### Given task:
Count every line in the following entries where the word "Include" appears. Give the count alone.
________________
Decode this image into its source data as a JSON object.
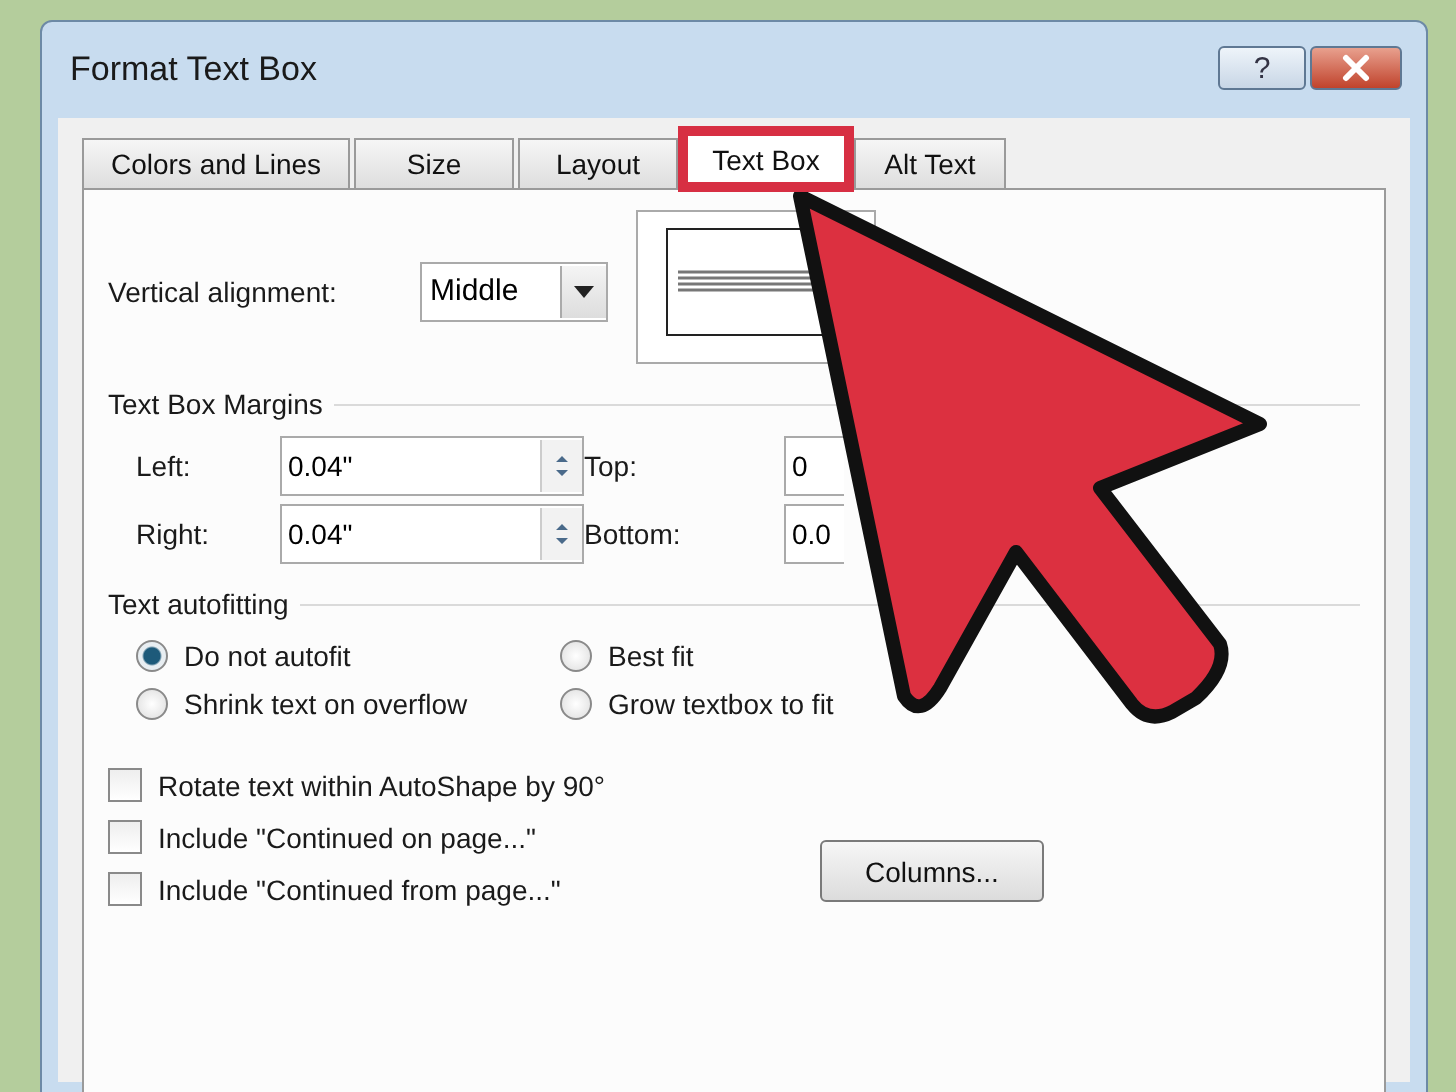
{
  "window": {
    "title": "Format Text Box",
    "help_label": "?"
  },
  "tabs": [
    {
      "label": "Colors and Lines",
      "selected": false
    },
    {
      "label": "Size",
      "selected": false
    },
    {
      "label": "Layout",
      "selected": false
    },
    {
      "label": "Text Box",
      "selected": true
    },
    {
      "label": "Alt Text",
      "selected": false
    }
  ],
  "vertical_alignment": {
    "label": "Vertical alignment:",
    "value": "Middle"
  },
  "margins": {
    "title": "Text Box Margins",
    "fields": [
      {
        "label": "Left:",
        "value": "0.04\""
      },
      {
        "label": "Top:",
        "value": "0"
      },
      {
        "label": "Right:",
        "value": "0.04\""
      },
      {
        "label": "Bottom:",
        "value": "0.0"
      }
    ]
  },
  "autofitting": {
    "title": "Text autofitting",
    "options": [
      {
        "label": "Do not autofit",
        "selected": true
      },
      {
        "label": "Best fit",
        "selected": false
      },
      {
        "label": "Shrink text on overflow",
        "selected": false
      },
      {
        "label": "Grow textbox to fit",
        "selected": false
      }
    ]
  },
  "checkboxes": [
    {
      "label": "Rotate text within AutoShape by 90°",
      "checked": false
    },
    {
      "label": "Include \"Continued on page...\"",
      "checked": false
    },
    {
      "label": "Include \"Continued from page...\"",
      "checked": false
    }
  ],
  "columns_button": "Columns..."
}
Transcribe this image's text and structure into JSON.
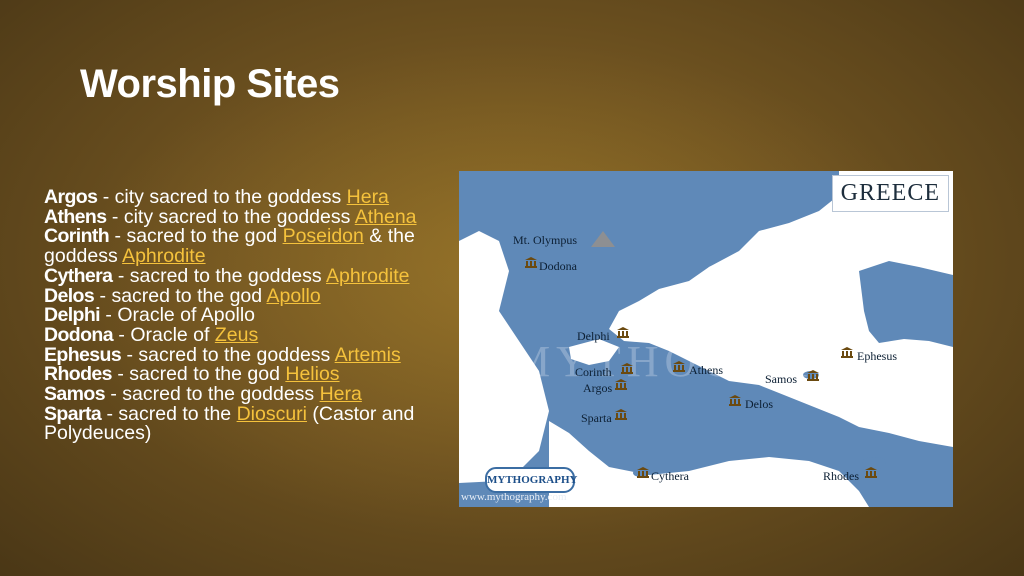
{
  "slide": {
    "title": "Worship Sites"
  },
  "sites": [
    {
      "name": "Argos",
      "pre": " - city sacred to the goddess ",
      "link": "Hera",
      "post": ""
    },
    {
      "name": "Athens",
      "pre": " - city sacred to the goddess ",
      "link": "Athena",
      "post": ""
    },
    {
      "name": "Corinth",
      "pre": " - sacred to the god ",
      "link": "Poseidon",
      "post": " & the goddess ",
      "link2": "Aphrodite"
    },
    {
      "name": "Cythera",
      "pre": " - sacred to the goddess ",
      "link": "Aphrodite",
      "post": ""
    },
    {
      "name": "Delos",
      "pre": " - sacred to the god ",
      "link": "Apollo",
      "post": ""
    },
    {
      "name": "Delphi",
      "pre": " - Oracle of Apollo",
      "link": "",
      "post": ""
    },
    {
      "name": "Dodona",
      "pre": " - Oracle of ",
      "link": "Zeus",
      "post": ""
    },
    {
      "name": "Ephesus",
      "pre": " - sacred to the goddess ",
      "link": "Artemis",
      "post": ""
    },
    {
      "name": "Rhodes",
      "pre": " - sacred to the god ",
      "link": "Helios",
      "post": ""
    },
    {
      "name": "Samos",
      "pre": " - sacred to the goddess ",
      "link": "Hera",
      "post": ""
    },
    {
      "name": "Sparta",
      "pre": " - sacred to the ",
      "link": "Dioscuri",
      "post": " (Castor and Polydeuces)"
    }
  ],
  "map": {
    "heading": "GREECE",
    "watermark": "MYTHOGRAPHY",
    "logo": "MYTHOGRAPHY",
    "url": "www.mythography.com",
    "labels": {
      "olympus": "Mt. Olympus",
      "dodona": "Dodona",
      "delphi": "Delphi",
      "corinth": "Corinth",
      "argos": "Argos",
      "athens": "Athens",
      "sparta": "Sparta",
      "delos": "Delos",
      "samos": "Samos",
      "ephesus": "Ephesus",
      "cythera": "Cythera",
      "rhodes": "Rhodes"
    },
    "colors": {
      "sea": "#ffffff",
      "land": "#5f89b8",
      "land_dark": "#4f78a7"
    }
  }
}
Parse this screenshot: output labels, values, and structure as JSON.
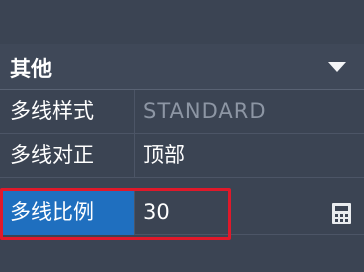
{
  "section": {
    "title": "其他"
  },
  "rows": [
    {
      "label": "多线样式",
      "value": "STANDARD"
    },
    {
      "label": "多线对正",
      "value": "顶部"
    },
    {
      "label": "多线比例",
      "value": "30"
    }
  ],
  "icons": {
    "collapse": "chevron-down-icon",
    "calculator": "calculator-icon"
  },
  "colors": {
    "background": "#3b4453",
    "selected_label": "#1f6fbf",
    "highlight": "#e0192a"
  }
}
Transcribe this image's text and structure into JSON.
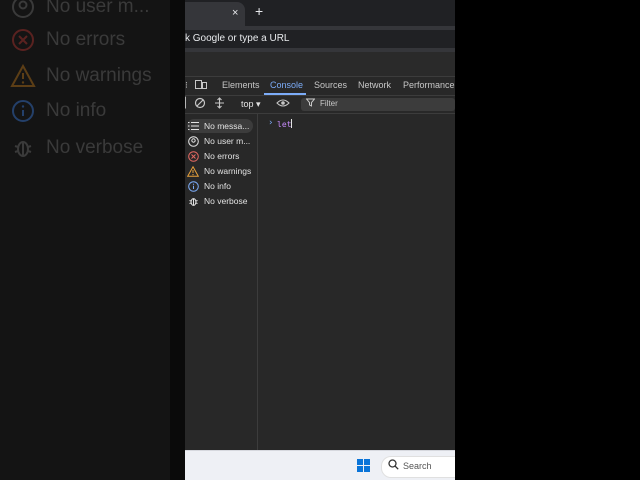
{
  "browser": {
    "tab_close": "×",
    "new_tab": "+",
    "omnibox_text": "k Google or type a URL"
  },
  "devtools": {
    "tabs": [
      "Elements",
      "Console",
      "Sources",
      "Network",
      "Performance"
    ],
    "active_tab": "Console",
    "context": "top ▾",
    "filter_placeholder": "Filter",
    "sidebar": [
      {
        "label": "No messa...",
        "icon": "list-icon"
      },
      {
        "label": "No user m...",
        "icon": "user-icon"
      },
      {
        "label": "No errors",
        "icon": "error-icon"
      },
      {
        "label": "No warnings",
        "icon": "warning-icon"
      },
      {
        "label": "No info",
        "icon": "info-icon"
      },
      {
        "label": "No verbose",
        "icon": "bug-icon"
      }
    ],
    "console_prompt": "›",
    "console_input": "let"
  },
  "zoomed_backdrop": {
    "items": [
      "No user m...",
      "No errors",
      "No warnings",
      "No info",
      "No verbose"
    ]
  },
  "taskbar": {
    "search_label": "Search"
  },
  "colors": {
    "accent": "#7cacf8",
    "error": "#e46962",
    "warning": "#e9a23b",
    "info": "#7cacf8"
  }
}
________________
### Finished exercise:
2